Figure record listings
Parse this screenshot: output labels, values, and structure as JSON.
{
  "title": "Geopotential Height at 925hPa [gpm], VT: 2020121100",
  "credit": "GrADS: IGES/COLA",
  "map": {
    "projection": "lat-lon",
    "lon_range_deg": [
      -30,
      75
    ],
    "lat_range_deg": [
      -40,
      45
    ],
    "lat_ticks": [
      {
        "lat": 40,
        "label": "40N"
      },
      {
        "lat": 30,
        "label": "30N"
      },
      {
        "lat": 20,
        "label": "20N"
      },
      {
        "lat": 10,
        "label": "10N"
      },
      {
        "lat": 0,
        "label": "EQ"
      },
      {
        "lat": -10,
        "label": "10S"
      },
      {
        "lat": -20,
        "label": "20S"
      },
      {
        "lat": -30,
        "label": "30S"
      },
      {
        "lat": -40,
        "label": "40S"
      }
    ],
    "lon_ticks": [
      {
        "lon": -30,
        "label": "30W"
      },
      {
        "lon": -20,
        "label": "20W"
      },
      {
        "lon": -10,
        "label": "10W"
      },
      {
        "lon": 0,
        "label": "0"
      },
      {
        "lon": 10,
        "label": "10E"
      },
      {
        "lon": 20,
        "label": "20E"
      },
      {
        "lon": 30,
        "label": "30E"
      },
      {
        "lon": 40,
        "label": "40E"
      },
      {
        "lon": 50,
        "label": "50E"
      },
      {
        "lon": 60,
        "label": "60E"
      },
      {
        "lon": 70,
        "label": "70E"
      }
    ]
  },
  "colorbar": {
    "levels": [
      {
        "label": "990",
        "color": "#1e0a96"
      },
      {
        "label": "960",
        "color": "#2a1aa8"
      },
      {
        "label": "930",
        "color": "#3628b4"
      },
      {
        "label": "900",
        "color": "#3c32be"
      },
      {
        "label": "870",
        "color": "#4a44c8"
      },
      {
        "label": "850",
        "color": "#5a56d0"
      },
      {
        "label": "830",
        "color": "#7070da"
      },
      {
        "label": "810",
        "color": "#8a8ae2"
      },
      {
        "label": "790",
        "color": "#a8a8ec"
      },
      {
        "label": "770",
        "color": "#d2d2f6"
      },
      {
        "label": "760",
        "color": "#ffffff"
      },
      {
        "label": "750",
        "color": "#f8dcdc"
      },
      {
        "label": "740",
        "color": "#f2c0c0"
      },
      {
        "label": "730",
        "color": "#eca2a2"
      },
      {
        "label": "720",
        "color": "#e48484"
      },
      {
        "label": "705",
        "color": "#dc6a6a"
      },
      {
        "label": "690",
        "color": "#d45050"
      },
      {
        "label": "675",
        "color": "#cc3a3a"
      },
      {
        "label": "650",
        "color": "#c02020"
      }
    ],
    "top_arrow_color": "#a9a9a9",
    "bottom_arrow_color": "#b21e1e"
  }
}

Requirements
Using the data above, reproduce every line exactly.

Exercise result
Parse this screenshot: output labels, values, and structure as JSON.
{
  "title": "Geopotential Height at 925hPa [gpm], VT: 2020121100",
  "credit": "GrADS: IGES/COLA",
  "map": {
    "projection": "lat-lon",
    "lon_range_deg": [
      -30,
      75
    ],
    "lat_range_deg": [
      -40,
      45
    ],
    "lat_ticks": [
      {
        "lat": 40,
        "label": "40N"
      },
      {
        "lat": 30,
        "label": "30N"
      },
      {
        "lat": 20,
        "label": "20N"
      },
      {
        "lat": 10,
        "label": "10N"
      },
      {
        "lat": 0,
        "label": "EQ"
      },
      {
        "lat": -10,
        "label": "10S"
      },
      {
        "lat": -20,
        "label": "20S"
      },
      {
        "lat": -30,
        "label": "30S"
      },
      {
        "lat": -40,
        "label": "40S"
      }
    ],
    "lon_ticks": [
      {
        "lon": -30,
        "label": "30W"
      },
      {
        "lon": -20,
        "label": "20W"
      },
      {
        "lon": -10,
        "label": "10W"
      },
      {
        "lon": 0,
        "label": "0"
      },
      {
        "lon": 10,
        "label": "10E"
      },
      {
        "lon": 20,
        "label": "20E"
      },
      {
        "lon": 30,
        "label": "30E"
      },
      {
        "lon": 40,
        "label": "40E"
      },
      {
        "lon": 50,
        "label": "50E"
      },
      {
        "lon": 60,
        "label": "60E"
      },
      {
        "lon": 70,
        "label": "70E"
      }
    ]
  },
  "colorbar": {
    "levels": [
      {
        "label": "990",
        "color": "#1e0a96"
      },
      {
        "label": "960",
        "color": "#2a1aa8"
      },
      {
        "label": "930",
        "color": "#3628b4"
      },
      {
        "label": "900",
        "color": "#3c32be"
      },
      {
        "label": "870",
        "color": "#4a44c8"
      },
      {
        "label": "850",
        "color": "#5a56d0"
      },
      {
        "label": "830",
        "color": "#7070da"
      },
      {
        "label": "810",
        "color": "#8a8ae2"
      },
      {
        "label": "790",
        "color": "#a8a8ec"
      },
      {
        "label": "770",
        "color": "#d2d2f6"
      },
      {
        "label": "760",
        "color": "#ffffff"
      },
      {
        "label": "750",
        "color": "#f8dcdc"
      },
      {
        "label": "740",
        "color": "#f2c0c0"
      },
      {
        "label": "730",
        "color": "#eca2a2"
      },
      {
        "label": "720",
        "color": "#e48484"
      },
      {
        "label": "705",
        "color": "#dc6a6a"
      },
      {
        "label": "690",
        "color": "#d45050"
      },
      {
        "label": "675",
        "color": "#cc3a3a"
      },
      {
        "label": "650",
        "color": "#c02020"
      }
    ],
    "top_arrow_color": "#a9a9a9",
    "bottom_arrow_color": "#b21e1e"
  }
}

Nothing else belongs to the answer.